Objective –
Each record below is to be reproduced without any change.

Stored records:
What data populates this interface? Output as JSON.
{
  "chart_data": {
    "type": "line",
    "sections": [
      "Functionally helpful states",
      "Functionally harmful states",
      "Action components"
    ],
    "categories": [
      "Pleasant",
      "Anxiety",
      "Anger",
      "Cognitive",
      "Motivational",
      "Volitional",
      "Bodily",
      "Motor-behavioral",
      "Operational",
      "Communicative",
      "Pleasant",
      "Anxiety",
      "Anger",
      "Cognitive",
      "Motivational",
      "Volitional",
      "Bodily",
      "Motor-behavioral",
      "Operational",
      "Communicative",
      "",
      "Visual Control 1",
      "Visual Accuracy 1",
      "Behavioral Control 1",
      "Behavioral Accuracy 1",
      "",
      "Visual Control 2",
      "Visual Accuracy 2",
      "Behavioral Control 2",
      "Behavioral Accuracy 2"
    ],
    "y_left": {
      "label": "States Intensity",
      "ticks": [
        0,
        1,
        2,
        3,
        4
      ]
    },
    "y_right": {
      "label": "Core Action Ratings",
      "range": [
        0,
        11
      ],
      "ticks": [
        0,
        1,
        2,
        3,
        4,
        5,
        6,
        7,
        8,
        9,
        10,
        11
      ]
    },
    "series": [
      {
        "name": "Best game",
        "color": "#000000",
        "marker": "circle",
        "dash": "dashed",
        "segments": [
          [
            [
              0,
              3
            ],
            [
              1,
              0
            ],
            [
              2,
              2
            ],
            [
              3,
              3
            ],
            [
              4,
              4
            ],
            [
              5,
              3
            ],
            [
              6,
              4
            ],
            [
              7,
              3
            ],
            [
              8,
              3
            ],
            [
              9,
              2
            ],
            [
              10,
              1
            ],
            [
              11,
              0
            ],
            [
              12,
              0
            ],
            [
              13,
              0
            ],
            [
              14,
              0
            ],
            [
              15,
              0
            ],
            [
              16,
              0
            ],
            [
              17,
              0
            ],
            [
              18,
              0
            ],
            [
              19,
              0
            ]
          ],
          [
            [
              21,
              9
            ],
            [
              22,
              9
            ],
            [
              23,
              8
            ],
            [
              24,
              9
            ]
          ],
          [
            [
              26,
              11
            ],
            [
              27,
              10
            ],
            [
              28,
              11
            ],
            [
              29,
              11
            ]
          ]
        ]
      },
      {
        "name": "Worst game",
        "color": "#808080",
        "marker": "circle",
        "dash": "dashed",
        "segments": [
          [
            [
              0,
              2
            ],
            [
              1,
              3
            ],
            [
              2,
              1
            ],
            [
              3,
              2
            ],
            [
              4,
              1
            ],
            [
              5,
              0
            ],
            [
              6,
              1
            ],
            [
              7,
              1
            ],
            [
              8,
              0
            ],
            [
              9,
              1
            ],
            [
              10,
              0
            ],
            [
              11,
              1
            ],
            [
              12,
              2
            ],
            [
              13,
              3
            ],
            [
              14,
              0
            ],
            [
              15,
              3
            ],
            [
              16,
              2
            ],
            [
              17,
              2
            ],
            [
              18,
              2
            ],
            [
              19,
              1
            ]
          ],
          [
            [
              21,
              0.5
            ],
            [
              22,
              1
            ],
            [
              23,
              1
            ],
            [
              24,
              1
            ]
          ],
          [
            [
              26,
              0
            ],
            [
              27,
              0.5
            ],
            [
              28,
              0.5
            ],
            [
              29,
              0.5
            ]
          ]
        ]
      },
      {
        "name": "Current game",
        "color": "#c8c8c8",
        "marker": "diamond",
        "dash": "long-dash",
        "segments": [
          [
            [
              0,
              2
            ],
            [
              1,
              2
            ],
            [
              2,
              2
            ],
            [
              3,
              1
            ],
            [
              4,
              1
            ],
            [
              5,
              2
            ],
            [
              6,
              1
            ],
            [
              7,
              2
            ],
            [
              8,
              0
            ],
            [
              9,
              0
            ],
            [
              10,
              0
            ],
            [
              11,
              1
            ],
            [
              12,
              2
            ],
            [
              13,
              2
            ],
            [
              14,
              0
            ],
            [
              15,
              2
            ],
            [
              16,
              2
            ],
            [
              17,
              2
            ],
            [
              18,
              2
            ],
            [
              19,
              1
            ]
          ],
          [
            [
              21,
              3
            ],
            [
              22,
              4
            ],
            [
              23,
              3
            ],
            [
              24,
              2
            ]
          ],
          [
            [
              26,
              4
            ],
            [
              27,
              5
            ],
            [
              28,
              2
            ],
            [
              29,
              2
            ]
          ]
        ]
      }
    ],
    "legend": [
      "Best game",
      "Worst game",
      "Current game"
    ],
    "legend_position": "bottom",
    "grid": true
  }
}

Solution for this exercise –
What data populates this interface? Output as JSON.
{
  "chart_data": {
    "type": "line",
    "sections": [
      "Functionally helpful states",
      "Functionally harmful states",
      "Action components"
    ],
    "categories": [
      "Pleasant",
      "Anxiety",
      "Anger",
      "Cognitive",
      "Motivational",
      "Volitional",
      "Bodily",
      "Motor-behavioral",
      "Operational",
      "Communicative",
      "Pleasant",
      "Anxiety",
      "Anger",
      "Cognitive",
      "Motivational",
      "Volitional",
      "Bodily",
      "Motor-behavioral",
      "Operational",
      "Communicative",
      "",
      "Visual Control 1",
      "Visual Accuracy 1",
      "Behavioral Control 1",
      "Behavioral Accuracy 1",
      "",
      "Visual Control 2",
      "Visual Accuracy 2",
      "Behavioral Control 2",
      "Behavioral Accuracy 2"
    ],
    "y_left": {
      "label": "States Intensity",
      "ticks": [
        0,
        1,
        2,
        3,
        4
      ]
    },
    "y_right": {
      "label": "Core Action Ratings",
      "range": [
        0,
        11
      ],
      "ticks": [
        0,
        1,
        2,
        3,
        4,
        5,
        6,
        7,
        8,
        9,
        10,
        11
      ]
    },
    "series": [
      {
        "name": "Best game",
        "color": "#000000",
        "marker": "circle",
        "dash": "dashed",
        "segments": [
          [
            [
              0,
              3
            ],
            [
              1,
              0
            ],
            [
              2,
              2
            ],
            [
              3,
              3
            ],
            [
              4,
              4
            ],
            [
              5,
              3
            ],
            [
              6,
              4
            ],
            [
              7,
              3
            ],
            [
              8,
              3
            ],
            [
              9,
              2
            ],
            [
              10,
              1
            ],
            [
              11,
              0
            ],
            [
              12,
              0
            ],
            [
              13,
              0
            ],
            [
              14,
              0
            ],
            [
              15,
              0
            ],
            [
              16,
              0
            ],
            [
              17,
              0
            ],
            [
              18,
              0
            ],
            [
              19,
              0
            ]
          ],
          [
            [
              21,
              9
            ],
            [
              22,
              9
            ],
            [
              23,
              8
            ],
            [
              24,
              9
            ]
          ],
          [
            [
              26,
              11
            ],
            [
              27,
              10
            ],
            [
              28,
              11
            ],
            [
              29,
              11
            ]
          ]
        ]
      },
      {
        "name": "Worst game",
        "color": "#808080",
        "marker": "circle",
        "dash": "dashed",
        "segments": [
          [
            [
              0,
              2
            ],
            [
              1,
              3
            ],
            [
              2,
              1
            ],
            [
              3,
              2
            ],
            [
              4,
              1
            ],
            [
              5,
              0
            ],
            [
              6,
              1
            ],
            [
              7,
              1
            ],
            [
              8,
              0
            ],
            [
              9,
              1
            ],
            [
              10,
              0
            ],
            [
              11,
              1
            ],
            [
              12,
              2
            ],
            [
              13,
              3
            ],
            [
              14,
              0
            ],
            [
              15,
              3
            ],
            [
              16,
              2
            ],
            [
              17,
              2
            ],
            [
              18,
              2
            ],
            [
              19,
              1
            ]
          ],
          [
            [
              21,
              0.5
            ],
            [
              22,
              1
            ],
            [
              23,
              1
            ],
            [
              24,
              1
            ]
          ],
          [
            [
              26,
              0
            ],
            [
              27,
              0.5
            ],
            [
              28,
              0.5
            ],
            [
              29,
              0.5
            ]
          ]
        ]
      },
      {
        "name": "Current game",
        "color": "#c8c8c8",
        "marker": "diamond",
        "dash": "long-dash",
        "segments": [
          [
            [
              0,
              2
            ],
            [
              1,
              2
            ],
            [
              2,
              2
            ],
            [
              3,
              1
            ],
            [
              4,
              1
            ],
            [
              5,
              2
            ],
            [
              6,
              1
            ],
            [
              7,
              2
            ],
            [
              8,
              0
            ],
            [
              9,
              0
            ],
            [
              10,
              0
            ],
            [
              11,
              1
            ],
            [
              12,
              2
            ],
            [
              13,
              2
            ],
            [
              14,
              0
            ],
            [
              15,
              2
            ],
            [
              16,
              2
            ],
            [
              17,
              2
            ],
            [
              18,
              2
            ],
            [
              19,
              1
            ]
          ],
          [
            [
              21,
              3
            ],
            [
              22,
              4
            ],
            [
              23,
              3
            ],
            [
              24,
              2
            ]
          ],
          [
            [
              26,
              4
            ],
            [
              27,
              5
            ],
            [
              28,
              2
            ],
            [
              29,
              2
            ]
          ]
        ]
      }
    ],
    "legend": [
      "Best game",
      "Worst game",
      "Current game"
    ],
    "legend_position": "bottom",
    "grid": true
  }
}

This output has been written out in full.